**RECORDS SUPPLIED**
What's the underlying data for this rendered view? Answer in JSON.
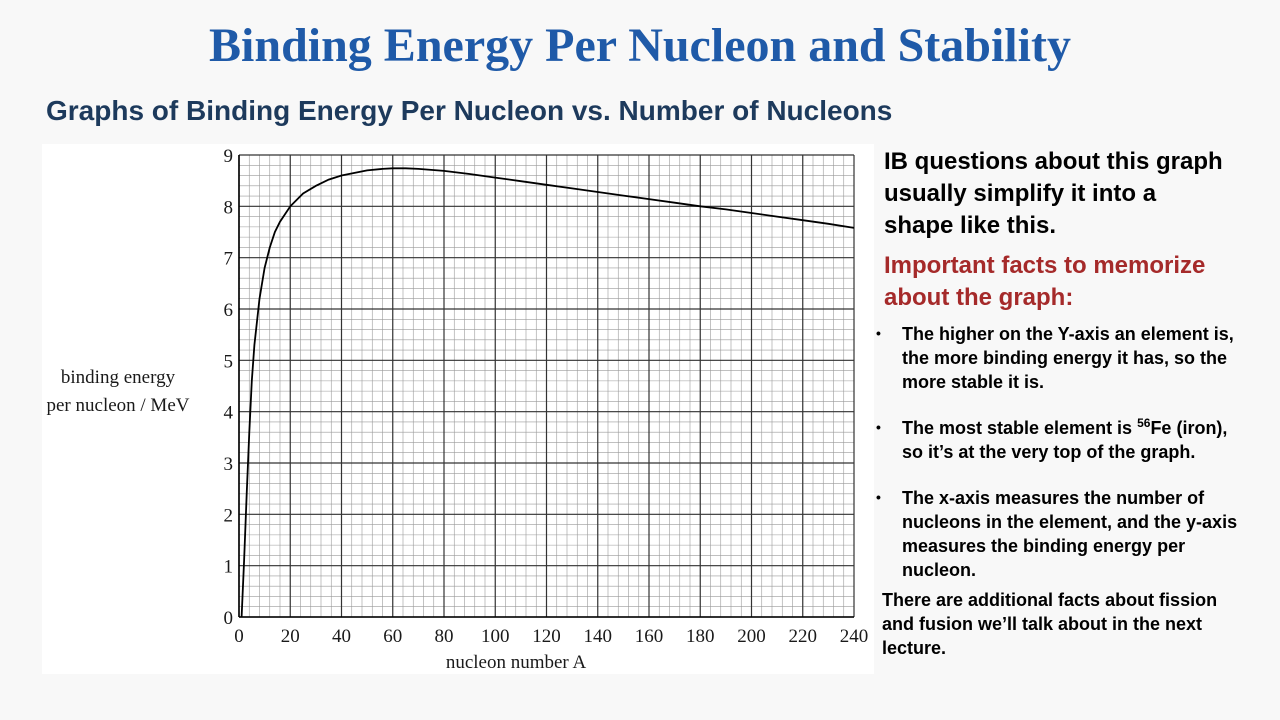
{
  "slide": {
    "title": "Binding Energy Per Nucleon and Stability",
    "subtitle": "Graphs of Binding Energy Per Nucleon vs. Number of Nucleons"
  },
  "panel": {
    "intro": "IB questions about this graph usually simplify it into a shape like this.",
    "facts_heading": "Important facts to memorize about the graph:",
    "facts": [
      {
        "text": "The higher on the Y-axis an element is, the more binding energy it has, so the more stable it is."
      },
      {
        "pre": "The most stable element is ",
        "sup": "56",
        "post": "Fe (iron), so it’s at the very top of the graph."
      },
      {
        "text": "The x-axis measures the number of nucleons in the element, and the y-axis measures the binding energy per nucleon."
      }
    ],
    "closing": "There are additional facts about fission and fusion we’ll talk about in the next lecture.",
    "bullet_glyph": "•"
  },
  "chart_data": {
    "type": "line",
    "xlabel": "nucleon number A",
    "ylabel_line1": "binding energy",
    "ylabel_line2": "per nucleon / MeV",
    "xlim": [
      0,
      240
    ],
    "ylim": [
      0,
      9
    ],
    "xticks": [
      0,
      20,
      40,
      60,
      80,
      100,
      120,
      140,
      160,
      180,
      200,
      220,
      240
    ],
    "yticks": [
      0,
      1,
      2,
      3,
      4,
      5,
      6,
      7,
      8,
      9
    ],
    "grid": true,
    "minor_grid_x": 4,
    "minor_grid_y": 0.2,
    "series": [
      {
        "x": [
          1,
          2,
          3,
          4,
          5,
          6,
          8,
          10,
          12,
          14,
          16,
          20,
          25,
          30,
          35,
          40,
          50,
          56,
          60,
          65,
          70,
          80,
          90,
          100,
          110,
          120,
          130,
          140,
          150,
          160,
          170,
          180,
          190,
          200,
          210,
          220,
          230,
          240
        ],
        "y": [
          0.0,
          1.1,
          2.4,
          3.6,
          4.6,
          5.3,
          6.2,
          6.8,
          7.2,
          7.5,
          7.7,
          8.0,
          8.25,
          8.4,
          8.52,
          8.6,
          8.7,
          8.73,
          8.74,
          8.74,
          8.73,
          8.69,
          8.63,
          8.56,
          8.49,
          8.42,
          8.35,
          8.28,
          8.21,
          8.14,
          8.07,
          8.0,
          7.94,
          7.87,
          7.8,
          7.73,
          7.66,
          7.58
        ]
      }
    ],
    "line_color": "#000000",
    "grid_color": "#9a9a9a"
  }
}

**WHAT TO WORK ON**
Extract the full listing exactly, with the pictures left out.

**THE COMPLETED TASK**
What's the underlying data for this rendered view? Answer in JSON.
{
  "slide": {
    "title": "Binding Energy Per Nucleon and Stability",
    "subtitle": "Graphs of Binding Energy Per Nucleon vs. Number of Nucleons"
  },
  "panel": {
    "intro": "IB questions about this graph usually simplify it into a shape like this.",
    "facts_heading": "Important facts to memorize about the graph:",
    "facts": [
      {
        "text": "The higher on the Y-axis an element is, the more binding energy it has, so the more stable it is."
      },
      {
        "pre": "The most stable element is ",
        "sup": "56",
        "post": "Fe (iron), so it’s at the very top of the graph."
      },
      {
        "text": "The x-axis measures the number of nucleons in the element, and the y-axis measures the binding energy per nucleon."
      }
    ],
    "closing": "There are additional facts about fission and fusion we’ll talk about in the next lecture.",
    "bullet_glyph": "•"
  },
  "chart_data": {
    "type": "line",
    "xlabel": "nucleon number A",
    "ylabel_line1": "binding energy",
    "ylabel_line2": "per nucleon / MeV",
    "xlim": [
      0,
      240
    ],
    "ylim": [
      0,
      9
    ],
    "xticks": [
      0,
      20,
      40,
      60,
      80,
      100,
      120,
      140,
      160,
      180,
      200,
      220,
      240
    ],
    "yticks": [
      0,
      1,
      2,
      3,
      4,
      5,
      6,
      7,
      8,
      9
    ],
    "grid": true,
    "minor_grid_x": 4,
    "minor_grid_y": 0.2,
    "series": [
      {
        "x": [
          1,
          2,
          3,
          4,
          5,
          6,
          8,
          10,
          12,
          14,
          16,
          20,
          25,
          30,
          35,
          40,
          50,
          56,
          60,
          65,
          70,
          80,
          90,
          100,
          110,
          120,
          130,
          140,
          150,
          160,
          170,
          180,
          190,
          200,
          210,
          220,
          230,
          240
        ],
        "y": [
          0.0,
          1.1,
          2.4,
          3.6,
          4.6,
          5.3,
          6.2,
          6.8,
          7.2,
          7.5,
          7.7,
          8.0,
          8.25,
          8.4,
          8.52,
          8.6,
          8.7,
          8.73,
          8.74,
          8.74,
          8.73,
          8.69,
          8.63,
          8.56,
          8.49,
          8.42,
          8.35,
          8.28,
          8.21,
          8.14,
          8.07,
          8.0,
          7.94,
          7.87,
          7.8,
          7.73,
          7.66,
          7.58
        ]
      }
    ],
    "line_color": "#000000",
    "grid_color": "#9a9a9a"
  }
}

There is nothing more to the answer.